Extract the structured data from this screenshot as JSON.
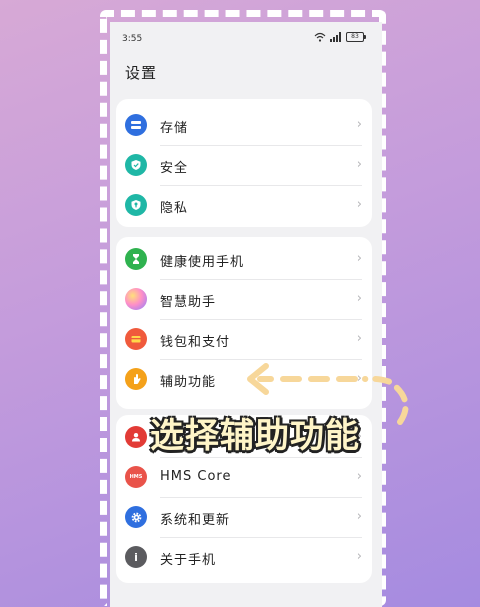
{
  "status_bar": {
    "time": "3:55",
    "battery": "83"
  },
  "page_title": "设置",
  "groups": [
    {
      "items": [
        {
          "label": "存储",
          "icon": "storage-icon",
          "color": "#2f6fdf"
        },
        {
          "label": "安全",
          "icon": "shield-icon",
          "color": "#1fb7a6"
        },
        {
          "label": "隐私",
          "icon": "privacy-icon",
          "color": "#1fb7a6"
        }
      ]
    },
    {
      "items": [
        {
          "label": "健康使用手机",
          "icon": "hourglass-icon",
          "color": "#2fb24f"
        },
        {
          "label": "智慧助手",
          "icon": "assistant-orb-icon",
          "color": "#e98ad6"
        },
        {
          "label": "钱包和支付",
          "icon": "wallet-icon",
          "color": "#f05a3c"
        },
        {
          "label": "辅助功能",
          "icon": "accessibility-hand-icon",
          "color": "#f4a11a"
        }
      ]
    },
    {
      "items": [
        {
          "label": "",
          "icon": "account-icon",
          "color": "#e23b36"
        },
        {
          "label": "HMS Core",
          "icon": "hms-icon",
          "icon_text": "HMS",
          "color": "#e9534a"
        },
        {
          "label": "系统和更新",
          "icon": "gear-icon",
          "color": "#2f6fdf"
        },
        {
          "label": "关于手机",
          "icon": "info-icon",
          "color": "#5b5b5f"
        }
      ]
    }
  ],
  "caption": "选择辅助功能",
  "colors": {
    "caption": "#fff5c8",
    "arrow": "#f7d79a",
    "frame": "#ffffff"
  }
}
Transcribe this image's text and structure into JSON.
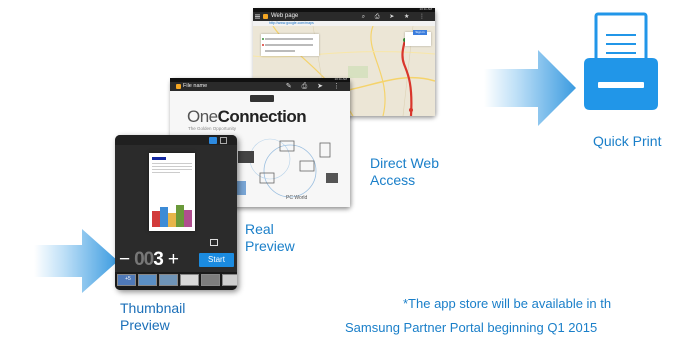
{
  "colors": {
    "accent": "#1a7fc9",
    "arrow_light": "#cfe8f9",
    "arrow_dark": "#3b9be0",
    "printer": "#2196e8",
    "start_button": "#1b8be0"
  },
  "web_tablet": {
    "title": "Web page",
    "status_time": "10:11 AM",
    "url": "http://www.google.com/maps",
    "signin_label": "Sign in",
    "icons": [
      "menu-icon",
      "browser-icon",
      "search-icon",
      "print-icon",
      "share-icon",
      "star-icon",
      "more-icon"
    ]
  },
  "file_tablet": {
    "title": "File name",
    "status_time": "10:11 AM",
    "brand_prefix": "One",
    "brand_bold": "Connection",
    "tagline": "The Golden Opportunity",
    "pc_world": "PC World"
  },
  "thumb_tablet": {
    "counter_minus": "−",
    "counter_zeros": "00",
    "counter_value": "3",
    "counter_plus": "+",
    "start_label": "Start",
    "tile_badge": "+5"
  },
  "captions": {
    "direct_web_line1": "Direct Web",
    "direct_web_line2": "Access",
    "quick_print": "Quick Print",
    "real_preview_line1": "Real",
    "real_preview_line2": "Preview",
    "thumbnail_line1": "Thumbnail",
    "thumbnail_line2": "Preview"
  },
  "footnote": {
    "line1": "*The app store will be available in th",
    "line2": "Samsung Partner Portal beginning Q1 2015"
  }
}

########################################

[Task directions] Ignore the images and quote every line of the listing exactly.

[Exercise output]
Extract the structured data from this screenshot as JSON.
{
  "status_bar": {
    "time": "3:55",
    "battery": "83"
  },
  "page_title": "设置",
  "groups": [
    {
      "items": [
        {
          "label": "存储",
          "icon": "storage-icon",
          "color": "#2f6fdf"
        },
        {
          "label": "安全",
          "icon": "shield-icon",
          "color": "#1fb7a6"
        },
        {
          "label": "隐私",
          "icon": "privacy-icon",
          "color": "#1fb7a6"
        }
      ]
    },
    {
      "items": [
        {
          "label": "健康使用手机",
          "icon": "hourglass-icon",
          "color": "#2fb24f"
        },
        {
          "label": "智慧助手",
          "icon": "assistant-orb-icon",
          "color": "#e98ad6"
        },
        {
          "label": "钱包和支付",
          "icon": "wallet-icon",
          "color": "#f05a3c"
        },
        {
          "label": "辅助功能",
          "icon": "accessibility-hand-icon",
          "color": "#f4a11a"
        }
      ]
    },
    {
      "items": [
        {
          "label": "",
          "icon": "account-icon",
          "color": "#e23b36"
        },
        {
          "label": "HMS Core",
          "icon": "hms-icon",
          "icon_text": "HMS",
          "color": "#e9534a"
        },
        {
          "label": "系统和更新",
          "icon": "gear-icon",
          "color": "#2f6fdf"
        },
        {
          "label": "关于手机",
          "icon": "info-icon",
          "color": "#5b5b5f"
        }
      ]
    }
  ],
  "caption": "选择辅助功能",
  "colors": {
    "caption": "#fff5c8",
    "arrow": "#f7d79a",
    "frame": "#ffffff"
  }
}
Transcribe this image's text and structure into JSON.
{
  "colors": {
    "accent": "#1a7fc9",
    "arrow_light": "#cfe8f9",
    "arrow_dark": "#3b9be0",
    "printer": "#2196e8",
    "start_button": "#1b8be0"
  },
  "web_tablet": {
    "title": "Web page",
    "status_time": "10:11 AM",
    "url": "http://www.google.com/maps",
    "signin_label": "Sign in",
    "icons": [
      "menu-icon",
      "browser-icon",
      "search-icon",
      "print-icon",
      "share-icon",
      "star-icon",
      "more-icon"
    ]
  },
  "file_tablet": {
    "title": "File name",
    "status_time": "10:11 AM",
    "brand_prefix": "One",
    "brand_bold": "Connection",
    "tagline": "The Golden Opportunity",
    "pc_world": "PC World"
  },
  "thumb_tablet": {
    "counter_minus": "−",
    "counter_zeros": "00",
    "counter_value": "3",
    "counter_plus": "+",
    "start_label": "Start",
    "tile_badge": "+5"
  },
  "captions": {
    "direct_web_line1": "Direct Web",
    "direct_web_line2": "Access",
    "quick_print": "Quick Print",
    "real_preview_line1": "Real",
    "real_preview_line2": "Preview",
    "thumbnail_line1": "Thumbnail",
    "thumbnail_line2": "Preview"
  },
  "footnote": {
    "line1": "*The app store will be available in th",
    "line2": "Samsung Partner Portal beginning Q1 2015"
  }
}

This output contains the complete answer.